— START OF MATERIAL FOR THIS EXERCISE —

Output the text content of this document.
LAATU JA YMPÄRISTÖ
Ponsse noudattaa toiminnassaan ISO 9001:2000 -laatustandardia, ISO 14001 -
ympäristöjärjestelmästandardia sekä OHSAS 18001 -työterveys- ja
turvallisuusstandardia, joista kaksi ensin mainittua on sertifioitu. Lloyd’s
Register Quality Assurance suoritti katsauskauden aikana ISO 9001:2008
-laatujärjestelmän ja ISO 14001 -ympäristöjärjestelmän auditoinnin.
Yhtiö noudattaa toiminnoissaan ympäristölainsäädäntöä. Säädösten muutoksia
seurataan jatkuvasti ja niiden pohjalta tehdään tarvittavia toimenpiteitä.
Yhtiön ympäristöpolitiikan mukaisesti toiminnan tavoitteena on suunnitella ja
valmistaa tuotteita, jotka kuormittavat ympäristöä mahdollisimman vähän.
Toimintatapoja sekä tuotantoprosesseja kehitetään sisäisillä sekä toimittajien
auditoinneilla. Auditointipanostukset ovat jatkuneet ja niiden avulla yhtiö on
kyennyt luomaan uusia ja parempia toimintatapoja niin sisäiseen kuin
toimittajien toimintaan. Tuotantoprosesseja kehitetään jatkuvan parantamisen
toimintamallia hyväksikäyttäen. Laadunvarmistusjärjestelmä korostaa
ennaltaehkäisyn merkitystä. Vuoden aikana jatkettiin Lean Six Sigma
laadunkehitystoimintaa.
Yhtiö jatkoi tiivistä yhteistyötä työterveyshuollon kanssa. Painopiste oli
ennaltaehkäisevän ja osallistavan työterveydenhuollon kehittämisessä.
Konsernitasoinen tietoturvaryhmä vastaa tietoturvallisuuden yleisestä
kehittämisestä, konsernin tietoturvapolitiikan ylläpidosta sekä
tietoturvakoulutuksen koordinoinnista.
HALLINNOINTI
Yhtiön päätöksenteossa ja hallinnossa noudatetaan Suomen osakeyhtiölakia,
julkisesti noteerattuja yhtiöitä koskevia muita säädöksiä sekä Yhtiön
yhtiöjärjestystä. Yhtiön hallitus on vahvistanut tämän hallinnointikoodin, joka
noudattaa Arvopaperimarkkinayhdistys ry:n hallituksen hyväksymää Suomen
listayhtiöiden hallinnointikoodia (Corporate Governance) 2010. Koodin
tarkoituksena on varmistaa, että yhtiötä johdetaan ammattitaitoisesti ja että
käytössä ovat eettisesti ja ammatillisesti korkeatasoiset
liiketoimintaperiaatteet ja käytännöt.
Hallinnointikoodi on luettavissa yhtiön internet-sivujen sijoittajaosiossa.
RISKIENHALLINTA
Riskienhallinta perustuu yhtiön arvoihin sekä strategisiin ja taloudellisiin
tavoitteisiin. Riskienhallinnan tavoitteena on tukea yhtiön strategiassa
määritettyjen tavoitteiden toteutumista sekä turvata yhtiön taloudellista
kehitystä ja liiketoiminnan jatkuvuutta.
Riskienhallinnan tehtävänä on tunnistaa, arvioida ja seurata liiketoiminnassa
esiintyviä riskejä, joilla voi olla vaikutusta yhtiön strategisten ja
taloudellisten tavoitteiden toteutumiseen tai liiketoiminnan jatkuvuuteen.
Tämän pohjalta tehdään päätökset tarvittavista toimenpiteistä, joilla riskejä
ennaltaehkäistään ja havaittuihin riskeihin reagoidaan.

— END OF MATERIAL FOR THIS EXERCISE —

BRIEF:
Pull out every line containing "aikana".

SOLUTION BELOW:
Register Quality Assurance suoritti katsauskauden aikana ISO 9001:2008
ennaltaehkäisyn merkitystä. Vuoden aikana jatkettiin Lean Six Sigma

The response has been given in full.